* What is being asked: Give back the full listing, character for character, with no pictures.

* Task input:
---+---

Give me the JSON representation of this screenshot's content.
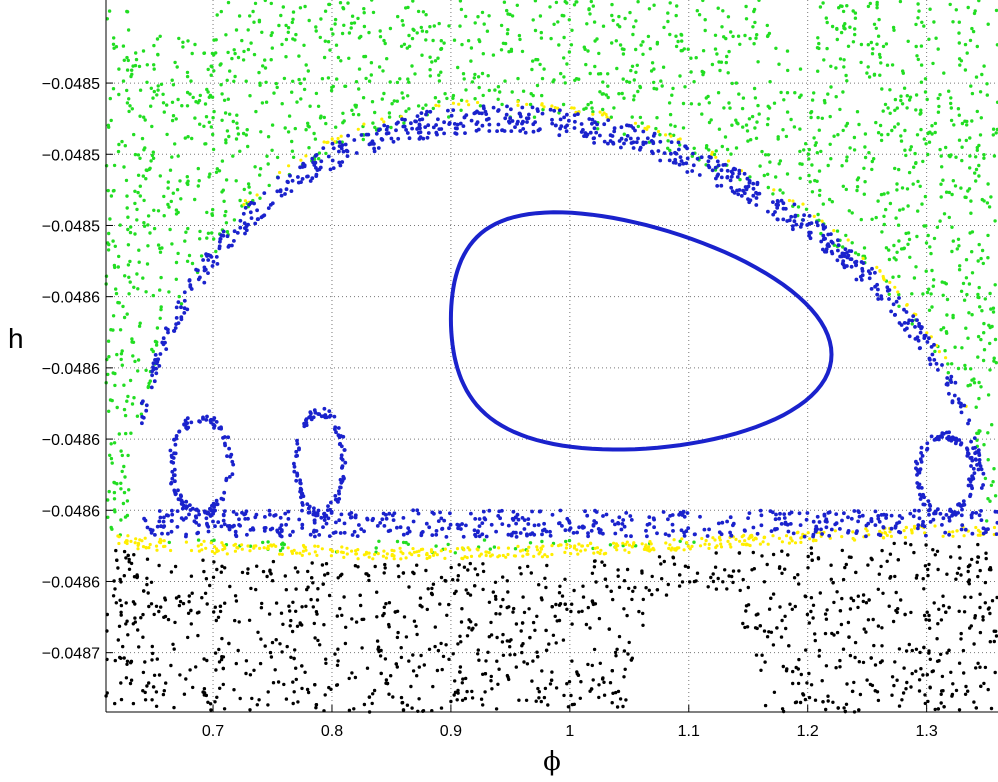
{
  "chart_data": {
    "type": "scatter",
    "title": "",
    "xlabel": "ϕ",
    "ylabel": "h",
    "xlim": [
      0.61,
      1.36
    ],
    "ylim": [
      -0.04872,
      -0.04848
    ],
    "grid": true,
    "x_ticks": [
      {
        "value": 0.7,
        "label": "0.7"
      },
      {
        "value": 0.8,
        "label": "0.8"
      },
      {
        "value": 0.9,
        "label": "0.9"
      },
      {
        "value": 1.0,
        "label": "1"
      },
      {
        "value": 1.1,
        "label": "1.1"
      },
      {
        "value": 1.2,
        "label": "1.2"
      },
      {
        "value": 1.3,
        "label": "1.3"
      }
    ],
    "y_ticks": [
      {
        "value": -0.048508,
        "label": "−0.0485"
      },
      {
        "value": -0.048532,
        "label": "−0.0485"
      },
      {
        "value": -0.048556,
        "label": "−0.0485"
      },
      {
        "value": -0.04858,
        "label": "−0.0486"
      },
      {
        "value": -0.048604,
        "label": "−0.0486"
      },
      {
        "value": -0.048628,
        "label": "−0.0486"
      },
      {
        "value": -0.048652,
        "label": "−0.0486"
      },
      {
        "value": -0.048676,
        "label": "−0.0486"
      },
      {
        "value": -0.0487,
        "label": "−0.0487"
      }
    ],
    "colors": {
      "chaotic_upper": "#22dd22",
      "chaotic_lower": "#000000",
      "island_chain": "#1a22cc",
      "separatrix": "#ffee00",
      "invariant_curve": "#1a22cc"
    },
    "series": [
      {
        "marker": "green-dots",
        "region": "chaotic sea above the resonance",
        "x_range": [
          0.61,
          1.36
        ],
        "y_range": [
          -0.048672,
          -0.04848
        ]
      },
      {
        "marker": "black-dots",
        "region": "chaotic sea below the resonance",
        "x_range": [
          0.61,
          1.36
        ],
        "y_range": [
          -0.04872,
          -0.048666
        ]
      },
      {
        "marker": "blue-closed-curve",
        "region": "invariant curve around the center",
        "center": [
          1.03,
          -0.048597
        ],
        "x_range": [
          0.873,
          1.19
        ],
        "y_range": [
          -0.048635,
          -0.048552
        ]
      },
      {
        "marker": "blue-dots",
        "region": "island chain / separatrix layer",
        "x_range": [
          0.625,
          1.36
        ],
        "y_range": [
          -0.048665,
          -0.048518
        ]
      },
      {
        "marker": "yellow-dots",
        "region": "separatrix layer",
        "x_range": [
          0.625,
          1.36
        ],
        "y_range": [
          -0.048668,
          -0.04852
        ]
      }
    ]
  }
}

---+---

* Correct output:
Give me the JSON representation of this screenshot's content.
{
  "chart_data": {
    "type": "scatter",
    "title": "",
    "xlabel": "ϕ",
    "ylabel": "h",
    "xlim": [
      0.61,
      1.36
    ],
    "ylim": [
      -0.04872,
      -0.04848
    ],
    "grid": true,
    "x_ticks": [
      {
        "value": 0.7,
        "label": "0.7"
      },
      {
        "value": 0.8,
        "label": "0.8"
      },
      {
        "value": 0.9,
        "label": "0.9"
      },
      {
        "value": 1.0,
        "label": "1"
      },
      {
        "value": 1.1,
        "label": "1.1"
      },
      {
        "value": 1.2,
        "label": "1.2"
      },
      {
        "value": 1.3,
        "label": "1.3"
      }
    ],
    "y_ticks": [
      {
        "value": -0.048508,
        "label": "−0.0485"
      },
      {
        "value": -0.048532,
        "label": "−0.0485"
      },
      {
        "value": -0.048556,
        "label": "−0.0485"
      },
      {
        "value": -0.04858,
        "label": "−0.0486"
      },
      {
        "value": -0.048604,
        "label": "−0.0486"
      },
      {
        "value": -0.048628,
        "label": "−0.0486"
      },
      {
        "value": -0.048652,
        "label": "−0.0486"
      },
      {
        "value": -0.048676,
        "label": "−0.0486"
      },
      {
        "value": -0.0487,
        "label": "−0.0487"
      }
    ],
    "colors": {
      "chaotic_upper": "#22dd22",
      "chaotic_lower": "#000000",
      "island_chain": "#1a22cc",
      "separatrix": "#ffee00",
      "invariant_curve": "#1a22cc"
    },
    "series": [
      {
        "marker": "green-dots",
        "region": "chaotic sea above the resonance",
        "x_range": [
          0.61,
          1.36
        ],
        "y_range": [
          -0.048672,
          -0.04848
        ]
      },
      {
        "marker": "black-dots",
        "region": "chaotic sea below the resonance",
        "x_range": [
          0.61,
          1.36
        ],
        "y_range": [
          -0.04872,
          -0.048666
        ]
      },
      {
        "marker": "blue-closed-curve",
        "region": "invariant curve around the center",
        "center": [
          1.03,
          -0.048597
        ],
        "x_range": [
          0.873,
          1.19
        ],
        "y_range": [
          -0.048635,
          -0.048552
        ]
      },
      {
        "marker": "blue-dots",
        "region": "island chain / separatrix layer",
        "x_range": [
          0.625,
          1.36
        ],
        "y_range": [
          -0.048665,
          -0.048518
        ]
      },
      {
        "marker": "yellow-dots",
        "region": "separatrix layer",
        "x_range": [
          0.625,
          1.36
        ],
        "y_range": [
          -0.048668,
          -0.04852
        ]
      }
    ]
  }
}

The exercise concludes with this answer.